TASK: Identify and pull out each line of the entries in which "name" occurs.

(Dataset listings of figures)
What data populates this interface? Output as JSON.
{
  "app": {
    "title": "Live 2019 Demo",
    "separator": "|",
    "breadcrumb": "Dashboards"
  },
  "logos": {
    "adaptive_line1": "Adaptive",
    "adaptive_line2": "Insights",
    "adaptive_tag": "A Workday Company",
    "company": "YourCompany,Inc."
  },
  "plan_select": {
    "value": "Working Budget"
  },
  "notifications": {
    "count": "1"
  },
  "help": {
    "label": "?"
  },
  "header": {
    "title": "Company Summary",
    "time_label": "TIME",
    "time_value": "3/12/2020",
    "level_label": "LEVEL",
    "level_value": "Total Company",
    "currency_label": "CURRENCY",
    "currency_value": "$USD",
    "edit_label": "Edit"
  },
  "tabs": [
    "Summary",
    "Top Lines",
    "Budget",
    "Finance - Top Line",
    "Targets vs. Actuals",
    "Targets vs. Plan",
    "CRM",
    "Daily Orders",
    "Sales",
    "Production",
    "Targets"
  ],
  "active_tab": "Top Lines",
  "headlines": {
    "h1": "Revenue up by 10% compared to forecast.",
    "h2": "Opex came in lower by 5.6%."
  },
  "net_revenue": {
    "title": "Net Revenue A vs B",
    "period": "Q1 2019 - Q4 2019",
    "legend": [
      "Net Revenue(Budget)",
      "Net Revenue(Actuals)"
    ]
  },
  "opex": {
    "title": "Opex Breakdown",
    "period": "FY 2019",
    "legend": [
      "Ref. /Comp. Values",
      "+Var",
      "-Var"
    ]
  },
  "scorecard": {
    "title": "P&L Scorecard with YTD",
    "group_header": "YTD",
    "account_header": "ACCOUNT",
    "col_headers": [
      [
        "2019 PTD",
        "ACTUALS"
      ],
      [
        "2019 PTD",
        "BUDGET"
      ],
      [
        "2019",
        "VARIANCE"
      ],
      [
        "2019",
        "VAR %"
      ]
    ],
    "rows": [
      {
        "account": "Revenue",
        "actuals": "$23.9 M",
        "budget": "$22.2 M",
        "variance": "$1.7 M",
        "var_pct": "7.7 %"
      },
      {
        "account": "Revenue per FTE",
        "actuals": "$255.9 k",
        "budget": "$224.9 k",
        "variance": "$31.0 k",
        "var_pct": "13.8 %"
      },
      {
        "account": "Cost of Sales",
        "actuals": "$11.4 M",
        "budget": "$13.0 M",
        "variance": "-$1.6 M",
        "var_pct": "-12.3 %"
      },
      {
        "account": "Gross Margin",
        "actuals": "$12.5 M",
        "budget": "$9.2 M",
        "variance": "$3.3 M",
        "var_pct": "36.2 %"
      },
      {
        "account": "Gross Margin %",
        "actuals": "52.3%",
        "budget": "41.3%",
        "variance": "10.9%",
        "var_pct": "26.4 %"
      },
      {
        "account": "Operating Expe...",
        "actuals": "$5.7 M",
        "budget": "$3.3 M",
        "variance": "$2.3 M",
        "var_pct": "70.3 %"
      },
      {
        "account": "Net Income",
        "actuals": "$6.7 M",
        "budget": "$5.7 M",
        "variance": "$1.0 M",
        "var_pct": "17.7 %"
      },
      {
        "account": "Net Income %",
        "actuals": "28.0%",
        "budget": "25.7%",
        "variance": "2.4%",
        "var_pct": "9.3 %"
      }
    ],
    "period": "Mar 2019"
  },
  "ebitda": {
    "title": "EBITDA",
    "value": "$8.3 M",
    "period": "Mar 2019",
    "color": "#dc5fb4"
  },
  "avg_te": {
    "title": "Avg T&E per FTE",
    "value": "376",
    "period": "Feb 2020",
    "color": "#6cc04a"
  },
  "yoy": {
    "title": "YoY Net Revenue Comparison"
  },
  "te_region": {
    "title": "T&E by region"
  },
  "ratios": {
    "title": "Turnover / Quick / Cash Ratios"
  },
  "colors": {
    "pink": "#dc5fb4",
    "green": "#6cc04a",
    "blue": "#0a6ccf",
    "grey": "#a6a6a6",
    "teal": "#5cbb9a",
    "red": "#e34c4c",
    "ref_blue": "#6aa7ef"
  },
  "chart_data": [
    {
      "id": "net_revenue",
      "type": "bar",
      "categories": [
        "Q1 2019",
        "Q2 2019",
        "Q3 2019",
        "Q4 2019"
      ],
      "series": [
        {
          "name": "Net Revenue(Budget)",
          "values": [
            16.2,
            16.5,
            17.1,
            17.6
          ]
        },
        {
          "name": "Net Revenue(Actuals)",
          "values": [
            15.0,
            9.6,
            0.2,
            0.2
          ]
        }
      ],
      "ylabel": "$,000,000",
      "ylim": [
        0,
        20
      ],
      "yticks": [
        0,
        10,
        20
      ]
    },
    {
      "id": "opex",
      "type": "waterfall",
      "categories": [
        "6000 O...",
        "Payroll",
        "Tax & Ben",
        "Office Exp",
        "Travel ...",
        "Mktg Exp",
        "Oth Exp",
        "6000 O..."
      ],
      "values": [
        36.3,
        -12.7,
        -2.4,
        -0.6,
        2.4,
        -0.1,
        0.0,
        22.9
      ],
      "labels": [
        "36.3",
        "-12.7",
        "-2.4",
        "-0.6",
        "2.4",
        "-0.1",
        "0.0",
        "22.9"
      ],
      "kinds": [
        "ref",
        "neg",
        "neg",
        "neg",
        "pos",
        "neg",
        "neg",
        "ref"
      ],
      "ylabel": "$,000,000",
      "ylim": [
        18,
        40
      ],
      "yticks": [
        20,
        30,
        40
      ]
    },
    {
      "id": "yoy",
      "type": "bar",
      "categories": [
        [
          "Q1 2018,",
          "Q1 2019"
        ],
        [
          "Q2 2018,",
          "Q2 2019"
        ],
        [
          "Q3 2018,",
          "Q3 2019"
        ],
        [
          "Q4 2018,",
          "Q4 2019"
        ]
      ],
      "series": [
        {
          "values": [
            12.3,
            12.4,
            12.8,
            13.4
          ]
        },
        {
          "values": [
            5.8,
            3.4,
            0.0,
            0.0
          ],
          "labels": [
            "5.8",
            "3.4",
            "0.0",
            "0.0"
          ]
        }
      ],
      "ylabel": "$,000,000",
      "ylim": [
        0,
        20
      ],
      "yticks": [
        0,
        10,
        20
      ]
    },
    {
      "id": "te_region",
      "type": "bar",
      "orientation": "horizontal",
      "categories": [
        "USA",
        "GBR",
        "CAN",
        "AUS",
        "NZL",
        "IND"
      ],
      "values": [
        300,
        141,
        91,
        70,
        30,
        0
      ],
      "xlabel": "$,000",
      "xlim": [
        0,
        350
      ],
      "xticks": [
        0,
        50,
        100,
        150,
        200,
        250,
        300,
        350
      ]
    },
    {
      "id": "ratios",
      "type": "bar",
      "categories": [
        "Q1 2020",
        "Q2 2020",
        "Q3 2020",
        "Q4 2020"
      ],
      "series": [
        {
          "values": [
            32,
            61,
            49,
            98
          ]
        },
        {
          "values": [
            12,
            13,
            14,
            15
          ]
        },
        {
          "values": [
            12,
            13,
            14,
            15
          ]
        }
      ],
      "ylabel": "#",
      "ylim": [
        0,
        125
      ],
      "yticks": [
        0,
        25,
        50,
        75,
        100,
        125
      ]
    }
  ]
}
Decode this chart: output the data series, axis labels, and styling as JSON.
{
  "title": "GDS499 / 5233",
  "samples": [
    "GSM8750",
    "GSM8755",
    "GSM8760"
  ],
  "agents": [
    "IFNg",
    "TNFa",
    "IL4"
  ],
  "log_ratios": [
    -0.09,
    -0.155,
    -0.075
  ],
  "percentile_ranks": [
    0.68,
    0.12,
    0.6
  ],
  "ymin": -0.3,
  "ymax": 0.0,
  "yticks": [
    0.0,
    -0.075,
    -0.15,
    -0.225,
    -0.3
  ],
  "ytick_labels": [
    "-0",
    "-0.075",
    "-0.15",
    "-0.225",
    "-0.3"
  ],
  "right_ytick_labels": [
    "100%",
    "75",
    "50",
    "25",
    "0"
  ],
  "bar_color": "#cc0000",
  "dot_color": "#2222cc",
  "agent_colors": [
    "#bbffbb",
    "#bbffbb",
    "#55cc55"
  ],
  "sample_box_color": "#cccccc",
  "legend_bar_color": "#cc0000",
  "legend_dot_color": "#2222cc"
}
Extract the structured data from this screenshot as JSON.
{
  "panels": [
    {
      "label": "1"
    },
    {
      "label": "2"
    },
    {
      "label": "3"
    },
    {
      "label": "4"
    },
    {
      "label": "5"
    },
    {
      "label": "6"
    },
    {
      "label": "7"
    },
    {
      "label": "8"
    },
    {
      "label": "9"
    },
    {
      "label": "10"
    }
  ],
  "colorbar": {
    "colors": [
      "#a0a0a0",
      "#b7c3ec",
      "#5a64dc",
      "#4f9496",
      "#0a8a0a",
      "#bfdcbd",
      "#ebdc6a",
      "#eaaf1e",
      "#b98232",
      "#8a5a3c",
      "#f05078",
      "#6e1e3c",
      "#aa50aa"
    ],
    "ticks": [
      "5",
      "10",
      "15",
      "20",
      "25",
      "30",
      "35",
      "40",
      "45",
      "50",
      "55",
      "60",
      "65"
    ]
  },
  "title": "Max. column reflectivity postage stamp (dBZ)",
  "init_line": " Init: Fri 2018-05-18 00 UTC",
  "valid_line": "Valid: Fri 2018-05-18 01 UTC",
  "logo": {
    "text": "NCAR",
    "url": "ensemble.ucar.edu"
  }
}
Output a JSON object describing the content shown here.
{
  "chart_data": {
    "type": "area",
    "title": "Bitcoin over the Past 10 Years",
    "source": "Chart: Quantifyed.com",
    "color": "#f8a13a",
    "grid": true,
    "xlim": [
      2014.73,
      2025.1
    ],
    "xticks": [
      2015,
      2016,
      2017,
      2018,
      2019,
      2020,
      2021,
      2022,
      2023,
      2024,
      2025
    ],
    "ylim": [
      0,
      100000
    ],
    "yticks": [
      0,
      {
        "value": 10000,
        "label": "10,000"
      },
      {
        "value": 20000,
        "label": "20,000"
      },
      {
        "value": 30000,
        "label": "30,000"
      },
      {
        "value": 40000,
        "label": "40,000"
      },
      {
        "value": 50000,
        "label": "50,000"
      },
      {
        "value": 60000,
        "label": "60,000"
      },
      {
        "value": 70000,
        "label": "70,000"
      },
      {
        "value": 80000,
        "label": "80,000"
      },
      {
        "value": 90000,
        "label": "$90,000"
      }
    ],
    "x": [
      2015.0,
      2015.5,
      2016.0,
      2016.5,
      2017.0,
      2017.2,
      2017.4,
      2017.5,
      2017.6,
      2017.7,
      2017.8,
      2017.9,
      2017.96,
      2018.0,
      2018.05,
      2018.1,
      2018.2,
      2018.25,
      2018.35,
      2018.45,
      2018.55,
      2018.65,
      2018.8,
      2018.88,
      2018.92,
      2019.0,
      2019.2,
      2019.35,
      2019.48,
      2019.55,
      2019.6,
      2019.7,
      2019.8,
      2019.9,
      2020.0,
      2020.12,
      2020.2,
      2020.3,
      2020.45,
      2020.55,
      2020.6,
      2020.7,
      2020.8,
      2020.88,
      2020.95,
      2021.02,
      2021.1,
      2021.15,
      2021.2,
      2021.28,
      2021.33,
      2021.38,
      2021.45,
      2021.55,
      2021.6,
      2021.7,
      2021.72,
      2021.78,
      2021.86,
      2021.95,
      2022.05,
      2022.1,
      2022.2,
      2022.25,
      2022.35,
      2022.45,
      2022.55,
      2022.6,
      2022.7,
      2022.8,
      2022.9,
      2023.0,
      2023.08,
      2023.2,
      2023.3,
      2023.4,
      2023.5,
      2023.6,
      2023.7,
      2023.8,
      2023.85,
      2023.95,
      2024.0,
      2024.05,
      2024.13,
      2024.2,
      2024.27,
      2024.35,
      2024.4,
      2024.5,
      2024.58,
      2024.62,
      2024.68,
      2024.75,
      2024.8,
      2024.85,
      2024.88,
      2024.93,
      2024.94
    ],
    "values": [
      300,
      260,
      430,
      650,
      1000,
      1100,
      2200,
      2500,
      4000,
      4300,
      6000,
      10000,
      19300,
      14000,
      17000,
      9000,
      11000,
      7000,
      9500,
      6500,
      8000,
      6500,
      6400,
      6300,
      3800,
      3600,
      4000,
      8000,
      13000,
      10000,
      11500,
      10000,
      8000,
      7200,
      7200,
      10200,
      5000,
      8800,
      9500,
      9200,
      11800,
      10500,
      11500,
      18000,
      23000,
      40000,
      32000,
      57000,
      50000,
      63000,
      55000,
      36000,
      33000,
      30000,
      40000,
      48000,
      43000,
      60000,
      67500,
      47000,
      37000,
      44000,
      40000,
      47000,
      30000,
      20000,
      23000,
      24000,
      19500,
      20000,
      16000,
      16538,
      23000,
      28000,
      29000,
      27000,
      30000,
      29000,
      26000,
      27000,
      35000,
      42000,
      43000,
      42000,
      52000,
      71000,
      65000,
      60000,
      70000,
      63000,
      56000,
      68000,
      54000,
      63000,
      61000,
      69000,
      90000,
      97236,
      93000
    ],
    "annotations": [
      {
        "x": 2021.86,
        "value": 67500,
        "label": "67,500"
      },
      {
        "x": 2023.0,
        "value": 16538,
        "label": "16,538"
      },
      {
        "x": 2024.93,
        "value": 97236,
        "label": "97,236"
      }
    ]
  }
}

RESULT OF THE TASK:
          "name": "Net Revenue(Budget)",
          "name": "Net Revenue(Actuals)",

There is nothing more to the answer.